Exercise instructions: Write out all of the entries exactly, please.

--- begin Material provided ---

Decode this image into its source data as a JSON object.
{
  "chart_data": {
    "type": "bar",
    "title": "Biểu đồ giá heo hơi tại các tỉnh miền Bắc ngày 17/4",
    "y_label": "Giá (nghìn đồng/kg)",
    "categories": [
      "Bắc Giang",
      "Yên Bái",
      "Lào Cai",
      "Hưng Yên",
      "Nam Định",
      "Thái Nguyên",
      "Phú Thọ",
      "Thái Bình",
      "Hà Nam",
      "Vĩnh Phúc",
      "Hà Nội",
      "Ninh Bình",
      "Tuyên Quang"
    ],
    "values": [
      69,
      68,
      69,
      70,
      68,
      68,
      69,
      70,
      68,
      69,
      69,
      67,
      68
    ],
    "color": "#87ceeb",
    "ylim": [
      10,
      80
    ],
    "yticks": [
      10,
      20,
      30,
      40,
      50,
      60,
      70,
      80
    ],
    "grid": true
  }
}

--- end Material provided ---

Reply:
Decode this image into its source data as a JSON object.
{
  "chart_data": {
    "type": "bar",
    "title": "Biểu đồ giá heo hơi tại các tỉnh miền Bắc ngày 17/4",
    "y_label": "Giá (nghìn đồng/kg)",
    "categories": [
      "Bắc Giang",
      "Yên Bái",
      "Lào Cai",
      "Hưng Yên",
      "Nam Định",
      "Thái Nguyên",
      "Phú Thọ",
      "Thái Bình",
      "Hà Nam",
      "Vĩnh Phúc",
      "Hà Nội",
      "Ninh Bình",
      "Tuyên Quang"
    ],
    "values": [
      69,
      68,
      69,
      70,
      68,
      68,
      69,
      70,
      68,
      69,
      69,
      67,
      68
    ],
    "color": "#87ceeb",
    "ylim": [
      10,
      80
    ],
    "yticks": [
      10,
      20,
      30,
      40,
      50,
      60,
      70,
      80
    ],
    "grid": true
  }
}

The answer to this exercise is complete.